start Given records

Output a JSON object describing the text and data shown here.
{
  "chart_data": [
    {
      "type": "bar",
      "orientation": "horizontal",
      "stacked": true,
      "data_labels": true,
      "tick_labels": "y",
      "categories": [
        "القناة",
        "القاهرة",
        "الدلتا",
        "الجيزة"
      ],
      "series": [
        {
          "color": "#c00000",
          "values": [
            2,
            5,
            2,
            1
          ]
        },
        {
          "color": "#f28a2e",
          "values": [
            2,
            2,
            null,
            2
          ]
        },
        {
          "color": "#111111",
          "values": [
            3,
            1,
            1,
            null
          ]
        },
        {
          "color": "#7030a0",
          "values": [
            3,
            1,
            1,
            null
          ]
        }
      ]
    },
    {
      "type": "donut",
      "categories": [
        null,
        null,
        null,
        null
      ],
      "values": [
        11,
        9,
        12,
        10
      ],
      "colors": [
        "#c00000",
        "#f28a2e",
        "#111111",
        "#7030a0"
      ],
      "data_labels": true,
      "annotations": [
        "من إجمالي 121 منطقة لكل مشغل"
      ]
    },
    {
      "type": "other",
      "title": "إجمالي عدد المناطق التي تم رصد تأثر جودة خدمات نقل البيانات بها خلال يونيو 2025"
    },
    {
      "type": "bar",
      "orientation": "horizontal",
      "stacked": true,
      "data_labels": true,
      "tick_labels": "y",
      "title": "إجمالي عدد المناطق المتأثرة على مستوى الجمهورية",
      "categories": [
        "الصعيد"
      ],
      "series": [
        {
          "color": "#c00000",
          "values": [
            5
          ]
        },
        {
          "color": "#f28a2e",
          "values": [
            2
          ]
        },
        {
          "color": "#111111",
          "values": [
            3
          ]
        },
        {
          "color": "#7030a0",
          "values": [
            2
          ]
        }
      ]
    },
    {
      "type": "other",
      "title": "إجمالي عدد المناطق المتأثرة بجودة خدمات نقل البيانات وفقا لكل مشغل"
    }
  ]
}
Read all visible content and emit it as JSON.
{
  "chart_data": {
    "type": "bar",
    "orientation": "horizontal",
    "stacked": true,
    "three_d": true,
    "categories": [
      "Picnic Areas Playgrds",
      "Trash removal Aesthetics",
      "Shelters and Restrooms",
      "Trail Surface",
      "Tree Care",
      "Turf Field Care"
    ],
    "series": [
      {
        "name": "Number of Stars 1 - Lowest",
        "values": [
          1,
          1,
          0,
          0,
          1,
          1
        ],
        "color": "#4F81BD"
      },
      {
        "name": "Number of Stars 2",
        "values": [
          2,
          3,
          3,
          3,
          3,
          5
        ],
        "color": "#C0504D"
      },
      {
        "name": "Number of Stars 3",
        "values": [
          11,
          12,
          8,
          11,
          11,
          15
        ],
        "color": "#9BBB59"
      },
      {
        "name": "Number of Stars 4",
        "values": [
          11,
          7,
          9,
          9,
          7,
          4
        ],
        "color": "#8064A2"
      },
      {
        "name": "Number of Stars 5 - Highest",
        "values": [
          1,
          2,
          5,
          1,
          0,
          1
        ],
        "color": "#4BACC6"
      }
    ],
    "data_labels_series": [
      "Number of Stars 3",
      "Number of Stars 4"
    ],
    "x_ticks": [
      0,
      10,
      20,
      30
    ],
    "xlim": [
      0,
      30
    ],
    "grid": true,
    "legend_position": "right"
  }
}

end Given records

* **Task directions**: Look through the data above. Each line containing the word "مشغل" needs to be copied.

* **Expected answer**:
        "من إجمالي 121 منطقة لكل مشغل"
      "title": "إجمالي عدد المناطق المتأثرة بجودة خدمات نقل البيانات وفقا لكل مشغل"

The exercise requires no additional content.